(Some records)

——————————

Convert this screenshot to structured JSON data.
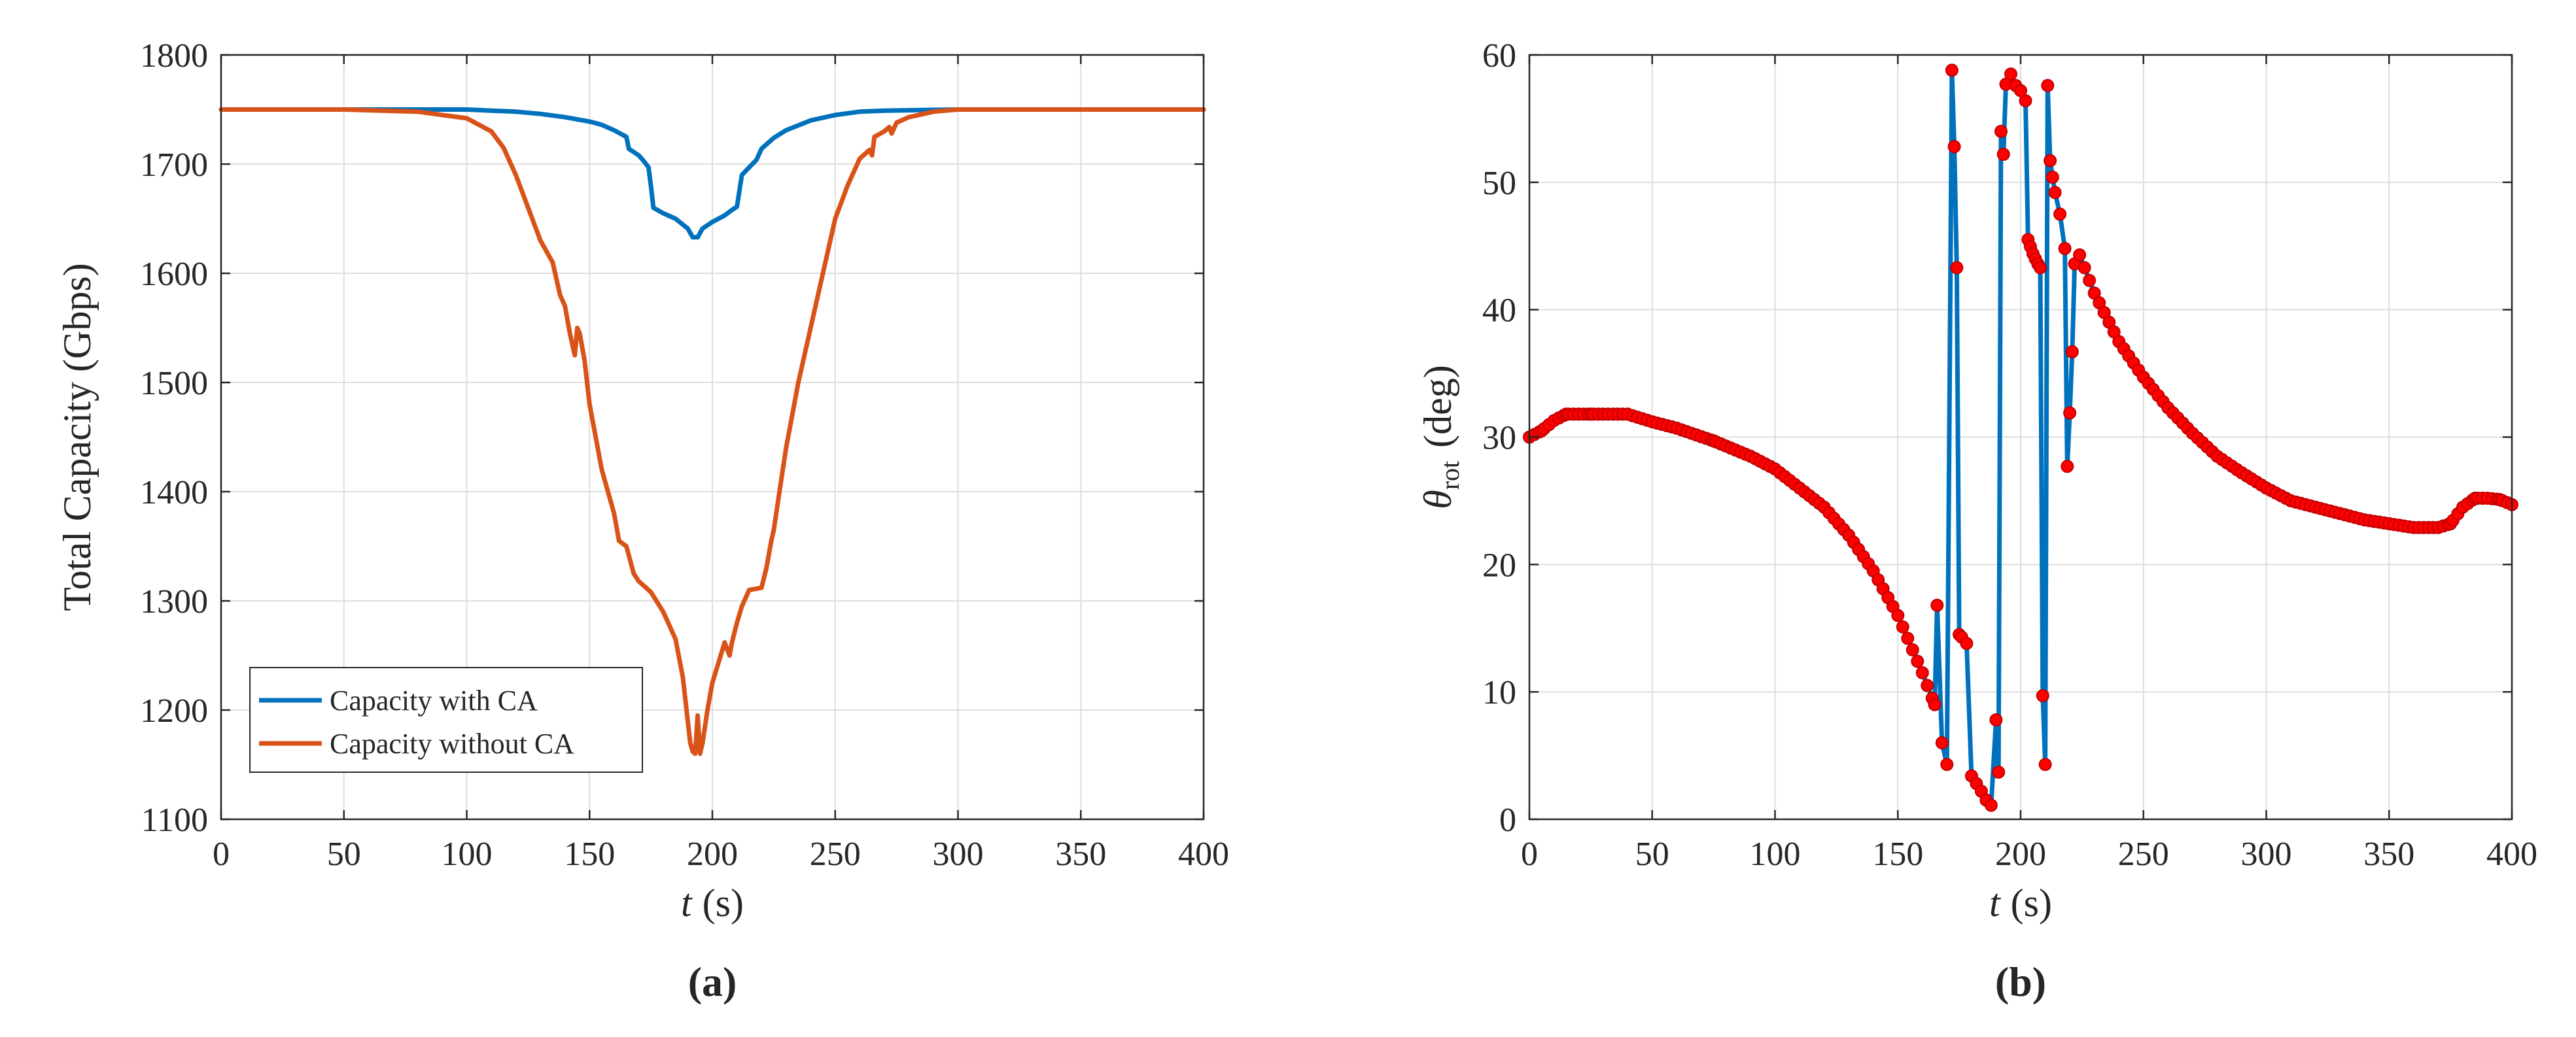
{
  "chart_data": [
    {
      "type": "line",
      "panel_label": "(a)",
      "xlabel": "t",
      "xlabel_unit": "(s)",
      "ylabel": "Total Capacity  (Gbps)",
      "xlim": [
        0,
        400
      ],
      "ylim": [
        1100,
        1800
      ],
      "xticks": [
        0,
        50,
        100,
        150,
        200,
        250,
        300,
        350,
        400
      ],
      "yticks": [
        1100,
        1200,
        1300,
        1400,
        1500,
        1600,
        1700,
        1800
      ],
      "grid": true,
      "legend_position": "bottom-left",
      "series": [
        {
          "name": "Capacity with CA",
          "color": "#0072BD",
          "x": [
            0,
            50,
            100,
            110,
            120,
            130,
            140,
            150,
            155,
            160,
            165,
            166,
            170,
            172,
            174,
            175,
            176,
            180,
            185,
            190,
            192,
            194,
            196,
            200,
            205,
            208,
            210,
            212,
            215,
            218,
            220,
            222,
            225,
            230,
            240,
            250,
            260,
            270,
            300,
            350,
            400
          ],
          "y": [
            1750,
            1750,
            1750,
            1749,
            1748,
            1746,
            1743,
            1739,
            1736,
            1731,
            1725,
            1714,
            1708,
            1703,
            1697,
            1680,
            1660,
            1655,
            1650,
            1641,
            1633,
            1633,
            1641,
            1647,
            1653,
            1658,
            1661,
            1690,
            1697,
            1704,
            1714,
            1718,
            1724,
            1731,
            1740,
            1745,
            1748,
            1749,
            1750,
            1750,
            1750
          ]
        },
        {
          "name": "Capacity without CA",
          "color": "#D95319",
          "x": [
            0,
            50,
            80,
            100,
            110,
            115,
            120,
            125,
            130,
            135,
            138,
            140,
            142,
            144,
            145,
            146,
            148,
            150,
            155,
            160,
            162,
            165,
            168,
            170,
            175,
            180,
            185,
            188,
            190,
            191,
            192,
            193,
            194,
            195,
            196,
            198,
            200,
            205,
            207,
            208,
            210,
            212,
            215,
            220,
            222,
            224,
            225,
            228,
            230,
            235,
            240,
            245,
            250,
            255,
            260,
            264,
            265,
            266,
            270,
            272,
            273,
            275,
            280,
            290,
            300,
            320,
            350,
            400
          ],
          "y": [
            1750,
            1750,
            1748,
            1742,
            1730,
            1715,
            1690,
            1660,
            1630,
            1610,
            1580,
            1570,
            1545,
            1525,
            1550,
            1545,
            1520,
            1480,
            1420,
            1380,
            1355,
            1350,
            1325,
            1318,
            1308,
            1290,
            1265,
            1230,
            1190,
            1170,
            1162,
            1160,
            1195,
            1160,
            1170,
            1200,
            1225,
            1262,
            1250,
            1262,
            1280,
            1295,
            1310,
            1312,
            1330,
            1355,
            1365,
            1410,
            1440,
            1500,
            1550,
            1600,
            1650,
            1680,
            1705,
            1713,
            1708,
            1725,
            1730,
            1734,
            1728,
            1738,
            1743,
            1748,
            1750,
            1750,
            1750,
            1750
          ]
        }
      ]
    },
    {
      "type": "line",
      "panel_label": "(b)",
      "xlabel": "t",
      "xlabel_unit": "(s)",
      "ylabel": "θ",
      "ylabel_subscript": "rot",
      "ylabel_unit": "(deg)",
      "xlim": [
        0,
        400
      ],
      "ylim": [
        0,
        60
      ],
      "xticks": [
        0,
        50,
        100,
        150,
        200,
        250,
        300,
        350,
        400
      ],
      "yticks": [
        0,
        10,
        20,
        30,
        40,
        50,
        60
      ],
      "grid": true,
      "line_color": "#0072BD",
      "marker_color": "#FF0000",
      "marker_edge_color": "#C00000",
      "marker_step": 2,
      "series": [
        {
          "x": [
            0,
            5,
            10,
            15,
            25,
            40,
            50,
            60,
            75,
            90,
            100,
            110,
            120,
            130,
            140,
            150,
            160,
            165,
            166,
            168,
            170,
            172,
            173,
            174,
            175,
            176,
            178,
            180,
            182,
            184,
            186,
            188,
            190,
            191,
            192,
            193,
            194,
            196,
            198,
            200,
            202,
            203,
            205,
            207,
            208,
            209,
            210,
            211,
            212,
            213,
            214,
            216,
            218,
            219,
            220,
            221,
            222,
            224,
            230,
            240,
            250,
            260,
            270,
            280,
            290,
            300,
            310,
            320,
            330,
            340,
            350,
            360,
            370,
            375,
            380,
            385,
            390,
            395,
            400
          ],
          "y": [
            30,
            30.5,
            31.3,
            31.8,
            31.8,
            31.8,
            31.2,
            30.7,
            29.7,
            28.5,
            27.5,
            26,
            24.5,
            22.3,
            19.5,
            16,
            11.5,
            9,
            16.8,
            6,
            4.3,
            58.8,
            52.8,
            43.3,
            14.5,
            14.3,
            13.8,
            3.4,
            2.8,
            2.2,
            1.5,
            1.1,
            7.8,
            3.7,
            54,
            52.2,
            57.7,
            58.5,
            57.6,
            57.2,
            56.4,
            45.5,
            44.4,
            43.6,
            43.3,
            9.7,
            4.3,
            57.6,
            51.7,
            50.4,
            49.2,
            47.5,
            44.8,
            27.7,
            31.9,
            36.7,
            43.6,
            44.3,
            41.3,
            37.5,
            34.7,
            32.3,
            30.3,
            28.5,
            27.2,
            26,
            25,
            24.5,
            24,
            23.5,
            23.2,
            22.9,
            22.9,
            23.2,
            24.5,
            25.2,
            25.2,
            25.1,
            24.7
          ]
        }
      ]
    }
  ]
}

——————————

--- Aim of the task ---
Restate the full listing verbatim and drop every picture.

--- Expected answer ---
Convert this screenshot to structured JSON data.
{
  "chart_data": [
    {
      "type": "line",
      "panel_label": "(a)",
      "xlabel": "t",
      "xlabel_unit": "(s)",
      "ylabel": "Total Capacity  (Gbps)",
      "xlim": [
        0,
        400
      ],
      "ylim": [
        1100,
        1800
      ],
      "xticks": [
        0,
        50,
        100,
        150,
        200,
        250,
        300,
        350,
        400
      ],
      "yticks": [
        1100,
        1200,
        1300,
        1400,
        1500,
        1600,
        1700,
        1800
      ],
      "grid": true,
      "legend_position": "bottom-left",
      "series": [
        {
          "name": "Capacity with CA",
          "color": "#0072BD",
          "x": [
            0,
            50,
            100,
            110,
            120,
            130,
            140,
            150,
            155,
            160,
            165,
            166,
            170,
            172,
            174,
            175,
            176,
            180,
            185,
            190,
            192,
            194,
            196,
            200,
            205,
            208,
            210,
            212,
            215,
            218,
            220,
            222,
            225,
            230,
            240,
            250,
            260,
            270,
            300,
            350,
            400
          ],
          "y": [
            1750,
            1750,
            1750,
            1749,
            1748,
            1746,
            1743,
            1739,
            1736,
            1731,
            1725,
            1714,
            1708,
            1703,
            1697,
            1680,
            1660,
            1655,
            1650,
            1641,
            1633,
            1633,
            1641,
            1647,
            1653,
            1658,
            1661,
            1690,
            1697,
            1704,
            1714,
            1718,
            1724,
            1731,
            1740,
            1745,
            1748,
            1749,
            1750,
            1750,
            1750
          ]
        },
        {
          "name": "Capacity without CA",
          "color": "#D95319",
          "x": [
            0,
            50,
            80,
            100,
            110,
            115,
            120,
            125,
            130,
            135,
            138,
            140,
            142,
            144,
            145,
            146,
            148,
            150,
            155,
            160,
            162,
            165,
            168,
            170,
            175,
            180,
            185,
            188,
            190,
            191,
            192,
            193,
            194,
            195,
            196,
            198,
            200,
            205,
            207,
            208,
            210,
            212,
            215,
            220,
            222,
            224,
            225,
            228,
            230,
            235,
            240,
            245,
            250,
            255,
            260,
            264,
            265,
            266,
            270,
            272,
            273,
            275,
            280,
            290,
            300,
            320,
            350,
            400
          ],
          "y": [
            1750,
            1750,
            1748,
            1742,
            1730,
            1715,
            1690,
            1660,
            1630,
            1610,
            1580,
            1570,
            1545,
            1525,
            1550,
            1545,
            1520,
            1480,
            1420,
            1380,
            1355,
            1350,
            1325,
            1318,
            1308,
            1290,
            1265,
            1230,
            1190,
            1170,
            1162,
            1160,
            1195,
            1160,
            1170,
            1200,
            1225,
            1262,
            1250,
            1262,
            1280,
            1295,
            1310,
            1312,
            1330,
            1355,
            1365,
            1410,
            1440,
            1500,
            1550,
            1600,
            1650,
            1680,
            1705,
            1713,
            1708,
            1725,
            1730,
            1734,
            1728,
            1738,
            1743,
            1748,
            1750,
            1750,
            1750,
            1750
          ]
        }
      ]
    },
    {
      "type": "line",
      "panel_label": "(b)",
      "xlabel": "t",
      "xlabel_unit": "(s)",
      "ylabel": "θ",
      "ylabel_subscript": "rot",
      "ylabel_unit": "(deg)",
      "xlim": [
        0,
        400
      ],
      "ylim": [
        0,
        60
      ],
      "xticks": [
        0,
        50,
        100,
        150,
        200,
        250,
        300,
        350,
        400
      ],
      "yticks": [
        0,
        10,
        20,
        30,
        40,
        50,
        60
      ],
      "grid": true,
      "line_color": "#0072BD",
      "marker_color": "#FF0000",
      "marker_edge_color": "#C00000",
      "marker_step": 2,
      "series": [
        {
          "x": [
            0,
            5,
            10,
            15,
            25,
            40,
            50,
            60,
            75,
            90,
            100,
            110,
            120,
            130,
            140,
            150,
            160,
            165,
            166,
            168,
            170,
            172,
            173,
            174,
            175,
            176,
            178,
            180,
            182,
            184,
            186,
            188,
            190,
            191,
            192,
            193,
            194,
            196,
            198,
            200,
            202,
            203,
            205,
            207,
            208,
            209,
            210,
            211,
            212,
            213,
            214,
            216,
            218,
            219,
            220,
            221,
            222,
            224,
            230,
            240,
            250,
            260,
            270,
            280,
            290,
            300,
            310,
            320,
            330,
            340,
            350,
            360,
            370,
            375,
            380,
            385,
            390,
            395,
            400
          ],
          "y": [
            30,
            30.5,
            31.3,
            31.8,
            31.8,
            31.8,
            31.2,
            30.7,
            29.7,
            28.5,
            27.5,
            26,
            24.5,
            22.3,
            19.5,
            16,
            11.5,
            9,
            16.8,
            6,
            4.3,
            58.8,
            52.8,
            43.3,
            14.5,
            14.3,
            13.8,
            3.4,
            2.8,
            2.2,
            1.5,
            1.1,
            7.8,
            3.7,
            54,
            52.2,
            57.7,
            58.5,
            57.6,
            57.2,
            56.4,
            45.5,
            44.4,
            43.6,
            43.3,
            9.7,
            4.3,
            57.6,
            51.7,
            50.4,
            49.2,
            47.5,
            44.8,
            27.7,
            31.9,
            36.7,
            43.6,
            44.3,
            41.3,
            37.5,
            34.7,
            32.3,
            30.3,
            28.5,
            27.2,
            26,
            25,
            24.5,
            24,
            23.5,
            23.2,
            22.9,
            22.9,
            23.2,
            24.5,
            25.2,
            25.2,
            25.1,
            24.7
          ]
        }
      ]
    }
  ]
}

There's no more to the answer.